## Requirements:
Of all the lines in the material, how many include the word "title"? Reply with the number alone.

········

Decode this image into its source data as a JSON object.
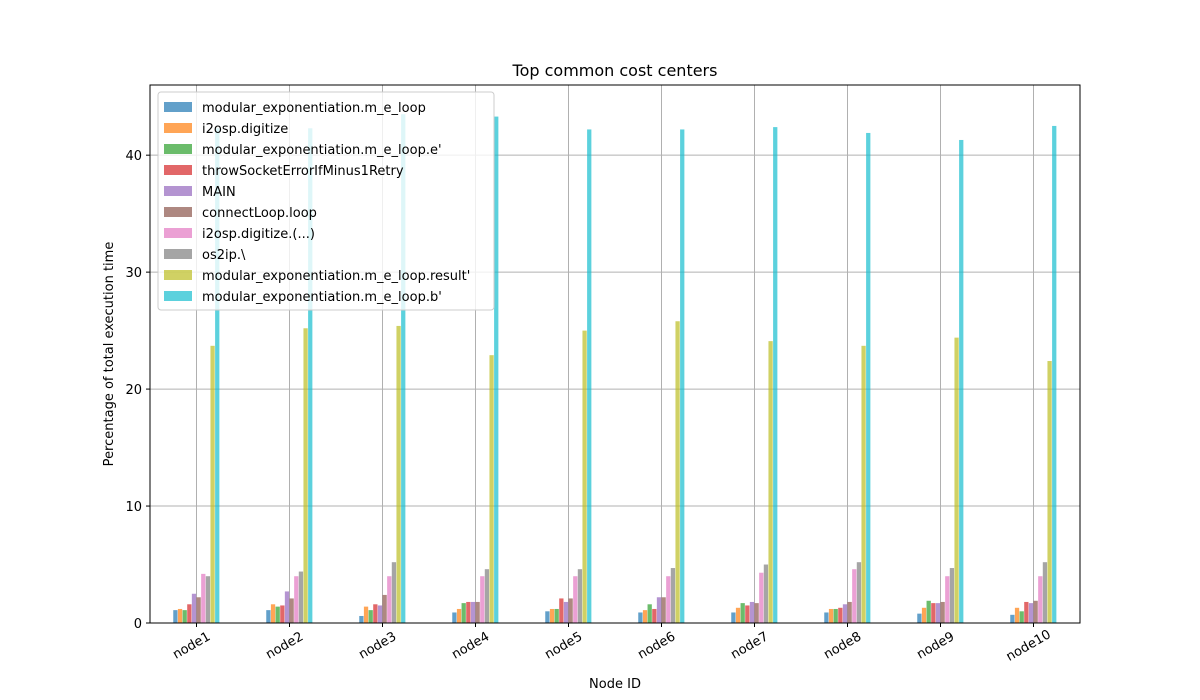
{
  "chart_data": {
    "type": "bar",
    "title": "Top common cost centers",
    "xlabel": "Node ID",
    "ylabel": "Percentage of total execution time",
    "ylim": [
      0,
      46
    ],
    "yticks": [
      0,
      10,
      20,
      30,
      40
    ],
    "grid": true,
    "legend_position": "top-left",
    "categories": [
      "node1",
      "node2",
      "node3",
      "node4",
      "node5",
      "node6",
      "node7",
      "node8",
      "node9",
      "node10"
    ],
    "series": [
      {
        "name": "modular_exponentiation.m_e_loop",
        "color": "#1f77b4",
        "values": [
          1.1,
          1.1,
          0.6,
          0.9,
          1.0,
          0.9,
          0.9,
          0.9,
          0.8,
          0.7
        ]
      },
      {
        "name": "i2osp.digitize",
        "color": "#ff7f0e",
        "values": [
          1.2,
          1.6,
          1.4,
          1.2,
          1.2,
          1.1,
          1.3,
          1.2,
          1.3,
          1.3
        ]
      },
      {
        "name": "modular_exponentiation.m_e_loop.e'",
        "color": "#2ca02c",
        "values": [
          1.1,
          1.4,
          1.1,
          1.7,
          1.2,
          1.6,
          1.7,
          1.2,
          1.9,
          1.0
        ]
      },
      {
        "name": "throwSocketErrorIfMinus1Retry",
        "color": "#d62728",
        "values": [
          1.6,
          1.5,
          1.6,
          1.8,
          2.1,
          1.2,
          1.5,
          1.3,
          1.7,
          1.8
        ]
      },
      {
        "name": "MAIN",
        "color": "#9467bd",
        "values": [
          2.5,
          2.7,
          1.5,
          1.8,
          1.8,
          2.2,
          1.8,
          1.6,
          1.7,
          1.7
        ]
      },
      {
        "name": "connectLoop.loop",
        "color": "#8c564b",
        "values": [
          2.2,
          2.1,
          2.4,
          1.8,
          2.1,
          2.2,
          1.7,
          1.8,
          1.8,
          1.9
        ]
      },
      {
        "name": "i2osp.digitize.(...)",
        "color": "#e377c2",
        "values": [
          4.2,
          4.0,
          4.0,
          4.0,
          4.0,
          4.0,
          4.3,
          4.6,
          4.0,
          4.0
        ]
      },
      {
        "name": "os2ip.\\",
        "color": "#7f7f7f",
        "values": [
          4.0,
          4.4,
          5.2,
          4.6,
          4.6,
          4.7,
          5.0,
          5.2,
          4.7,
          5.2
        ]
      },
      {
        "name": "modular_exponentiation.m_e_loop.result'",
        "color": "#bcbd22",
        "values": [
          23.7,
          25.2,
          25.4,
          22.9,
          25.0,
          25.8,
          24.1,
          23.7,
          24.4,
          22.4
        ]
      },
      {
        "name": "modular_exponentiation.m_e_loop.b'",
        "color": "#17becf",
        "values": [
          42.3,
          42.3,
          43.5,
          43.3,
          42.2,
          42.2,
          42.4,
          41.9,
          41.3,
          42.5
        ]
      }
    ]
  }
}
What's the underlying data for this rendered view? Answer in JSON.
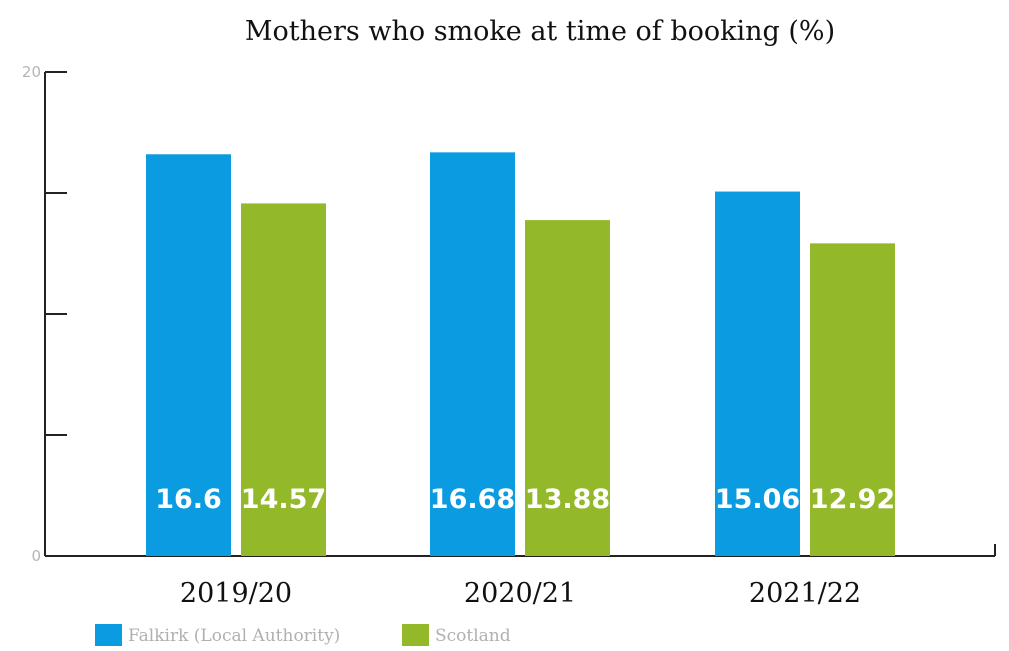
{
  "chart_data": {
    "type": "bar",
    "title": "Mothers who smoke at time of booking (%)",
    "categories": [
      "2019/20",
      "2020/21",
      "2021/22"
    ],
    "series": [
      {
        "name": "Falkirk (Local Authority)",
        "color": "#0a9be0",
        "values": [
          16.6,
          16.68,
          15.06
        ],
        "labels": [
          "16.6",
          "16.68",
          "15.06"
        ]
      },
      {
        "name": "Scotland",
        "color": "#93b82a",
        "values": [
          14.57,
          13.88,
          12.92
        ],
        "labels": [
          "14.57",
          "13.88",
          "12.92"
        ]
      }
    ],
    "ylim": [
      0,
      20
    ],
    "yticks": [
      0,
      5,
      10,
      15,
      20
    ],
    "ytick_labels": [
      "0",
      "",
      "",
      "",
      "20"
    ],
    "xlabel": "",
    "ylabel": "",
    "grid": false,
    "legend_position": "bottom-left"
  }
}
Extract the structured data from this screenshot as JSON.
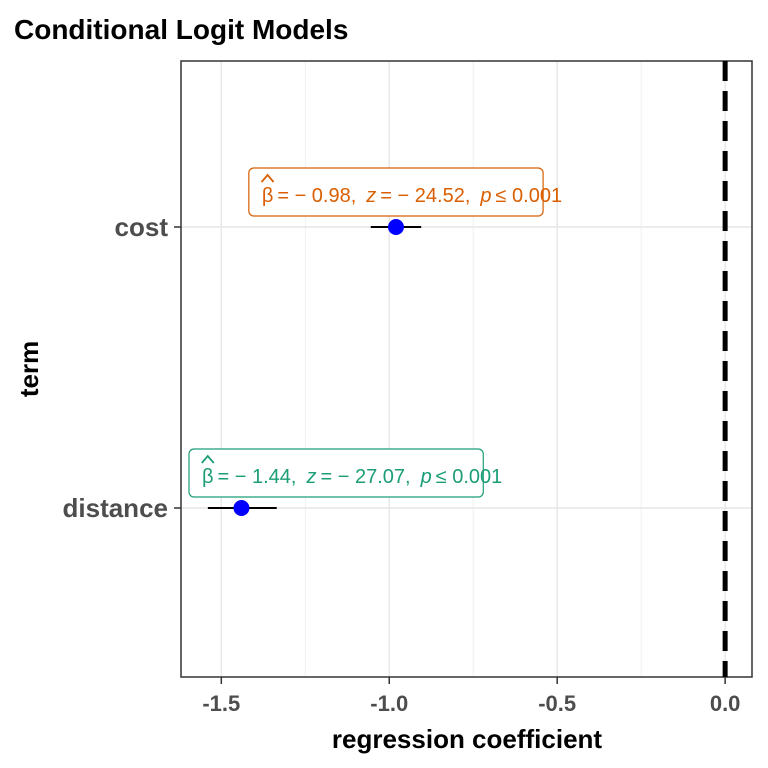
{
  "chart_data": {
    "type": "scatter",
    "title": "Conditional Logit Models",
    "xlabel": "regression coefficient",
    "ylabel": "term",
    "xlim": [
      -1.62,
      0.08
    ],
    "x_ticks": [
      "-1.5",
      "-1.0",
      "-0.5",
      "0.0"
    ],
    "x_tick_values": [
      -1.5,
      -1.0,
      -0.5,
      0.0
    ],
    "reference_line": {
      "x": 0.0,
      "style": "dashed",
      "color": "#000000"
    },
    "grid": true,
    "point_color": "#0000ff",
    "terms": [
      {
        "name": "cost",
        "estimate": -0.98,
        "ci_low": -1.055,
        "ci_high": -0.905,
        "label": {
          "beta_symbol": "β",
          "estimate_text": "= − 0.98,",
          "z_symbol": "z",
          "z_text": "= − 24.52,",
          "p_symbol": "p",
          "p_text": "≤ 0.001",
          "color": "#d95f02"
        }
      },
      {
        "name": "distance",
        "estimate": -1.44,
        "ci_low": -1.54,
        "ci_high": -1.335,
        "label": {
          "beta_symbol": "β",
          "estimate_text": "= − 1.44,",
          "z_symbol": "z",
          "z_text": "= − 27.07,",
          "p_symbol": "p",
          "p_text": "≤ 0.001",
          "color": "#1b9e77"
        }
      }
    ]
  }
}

········

## Correct response:
3